Je lui donne un rendez-vous pour le lendemain matin à la première heure et lui demande ce qu'il fait à l'hôpital.
Jean, je le connais depuis une dizaine d'années, peu de temps après qu'il ait pris sa retraite de mécanicien. Il a environ 75 ans, le souffle court à cause de son embonpoint.
Le week-end il va à la chasse au lièvre avec ses deux chiens.C'est un connaisseur et peut raconter des histoires passionnantes sur tous ses exploits. Je lui connais une bonne santé et suis de ce fait étonné qu'il me parle d'hôpital.
Il me dit:
»je suis presque tous les après-midis à l'hôpital pour accompagner mon fils qui est en fin de vie.Il a une tumeur au pancréas et il n'y a plus rien à faire.»
Quand j'ai raccroché, j'ai fondu en larmes.
Pour un père, j'imagine que c'est le pire d'accompagner son enfant en fin de vie.
Comment ça va se passer demain matin?
Jean est à l'heure avec Belle.
Je suis là aussi, tout émotionné et espérant que tout se passe bien.
J'explique à Jean ce que je vais faire et comment le médicament va agir.
Belle est sur la table et reste très tranquille quand je la rase pour faire une injection
intraveineuse.Tout se passe bien et Belle s'endort. Quand elle se couche Jean détourne son regard et je vois qu'il ne peut cacher son émotion.

### Consignes de l'exercice
1) Répondez à ces questions sur le récit :
(a) Quel métier Jean exerçait-il avant sa retraite ?
(b) Quel gibier chasse-t-il le week-end ?
(c) De quelle maladie souffre son fils ?
2) Extrayez du récit le passage allant de « Le week-end il » jusqu'à « médicament va agir. ».

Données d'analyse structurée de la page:
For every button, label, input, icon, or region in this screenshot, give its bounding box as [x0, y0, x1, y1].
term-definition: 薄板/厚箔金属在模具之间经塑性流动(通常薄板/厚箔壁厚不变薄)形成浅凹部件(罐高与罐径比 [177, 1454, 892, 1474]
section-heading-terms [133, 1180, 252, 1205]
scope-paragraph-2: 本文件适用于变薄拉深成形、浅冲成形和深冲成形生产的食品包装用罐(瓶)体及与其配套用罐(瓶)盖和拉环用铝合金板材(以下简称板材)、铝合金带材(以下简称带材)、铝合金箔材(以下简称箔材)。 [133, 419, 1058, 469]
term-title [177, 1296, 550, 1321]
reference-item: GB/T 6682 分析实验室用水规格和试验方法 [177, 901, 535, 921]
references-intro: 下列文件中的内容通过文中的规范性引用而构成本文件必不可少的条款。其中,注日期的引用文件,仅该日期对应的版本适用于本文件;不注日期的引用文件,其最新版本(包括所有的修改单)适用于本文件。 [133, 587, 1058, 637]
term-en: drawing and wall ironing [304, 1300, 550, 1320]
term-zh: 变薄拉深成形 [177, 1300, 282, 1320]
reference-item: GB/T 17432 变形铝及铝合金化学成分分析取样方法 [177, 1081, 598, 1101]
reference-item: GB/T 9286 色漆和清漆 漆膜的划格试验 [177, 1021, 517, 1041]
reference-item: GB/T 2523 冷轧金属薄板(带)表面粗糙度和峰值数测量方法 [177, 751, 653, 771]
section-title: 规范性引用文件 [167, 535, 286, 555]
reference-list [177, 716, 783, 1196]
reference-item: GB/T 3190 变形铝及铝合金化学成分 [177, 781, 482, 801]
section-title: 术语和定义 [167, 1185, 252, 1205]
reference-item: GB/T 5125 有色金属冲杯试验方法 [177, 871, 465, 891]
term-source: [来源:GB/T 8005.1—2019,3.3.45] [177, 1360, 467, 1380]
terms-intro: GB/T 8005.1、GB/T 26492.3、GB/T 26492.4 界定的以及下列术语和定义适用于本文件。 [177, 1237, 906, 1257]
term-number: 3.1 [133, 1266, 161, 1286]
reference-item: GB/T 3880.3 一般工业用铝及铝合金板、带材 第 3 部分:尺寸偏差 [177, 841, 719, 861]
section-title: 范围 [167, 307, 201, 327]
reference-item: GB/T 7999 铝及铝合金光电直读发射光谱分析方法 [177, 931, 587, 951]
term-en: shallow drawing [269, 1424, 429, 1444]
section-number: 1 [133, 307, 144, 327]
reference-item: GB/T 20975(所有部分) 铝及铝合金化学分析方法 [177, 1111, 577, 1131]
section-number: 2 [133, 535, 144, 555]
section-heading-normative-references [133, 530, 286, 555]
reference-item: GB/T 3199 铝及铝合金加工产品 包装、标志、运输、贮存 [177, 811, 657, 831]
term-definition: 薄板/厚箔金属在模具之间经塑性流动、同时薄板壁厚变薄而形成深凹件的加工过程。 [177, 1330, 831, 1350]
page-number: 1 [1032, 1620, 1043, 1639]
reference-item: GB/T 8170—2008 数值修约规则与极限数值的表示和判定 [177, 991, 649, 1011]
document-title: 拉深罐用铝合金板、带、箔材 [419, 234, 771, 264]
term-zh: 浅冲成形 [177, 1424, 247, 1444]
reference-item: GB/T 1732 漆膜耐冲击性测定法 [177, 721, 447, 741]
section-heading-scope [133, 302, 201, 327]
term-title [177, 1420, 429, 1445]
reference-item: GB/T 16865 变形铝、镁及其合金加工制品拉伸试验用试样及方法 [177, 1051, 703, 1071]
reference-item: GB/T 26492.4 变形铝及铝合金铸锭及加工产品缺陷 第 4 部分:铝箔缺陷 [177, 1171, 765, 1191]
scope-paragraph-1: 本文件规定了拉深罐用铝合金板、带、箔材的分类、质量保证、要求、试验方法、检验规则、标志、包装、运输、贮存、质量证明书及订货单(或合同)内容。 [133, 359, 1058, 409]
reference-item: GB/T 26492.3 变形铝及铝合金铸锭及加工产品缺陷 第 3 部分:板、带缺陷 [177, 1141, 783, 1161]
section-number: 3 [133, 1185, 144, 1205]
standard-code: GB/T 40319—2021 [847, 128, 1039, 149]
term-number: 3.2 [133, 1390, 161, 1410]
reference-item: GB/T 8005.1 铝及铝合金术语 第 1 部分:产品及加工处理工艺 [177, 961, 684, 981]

### Corrigé détaillé
1)
(a) Il était mécanicien.
(b) Il chasse le lièvre.
(c) Il a une tumeur au pancréas.

2)
Le week-end il va à la chasse au lièvre avec ses deux chiens.C'est un connaisseur et peut raconter des histoires passionnantes sur tous ses exploits. Je lui connais une bonne santé et suis de ce fait étonné qu'il me parle d'hôpital.
Il me dit:
»je suis presque tous les après-midis à l'hôpital pour accompagner mon fils qui est en fin de vie.Il a une tumeur au pancréas et il n'y a plus rien à faire.»
Quand j'ai raccroché, j'ai fondu en larmes.
Pour un père, j'imagine que c'est le pire d'accompagner son enfant en fin de vie.
Comment ça va se passer demain matin?
Jean est à l'heure avec Belle.
Je suis là aussi, tout émotionné et espérant que tout se passe bien.
J'explique à Jean ce que je vais faire et comment le médicament va agir.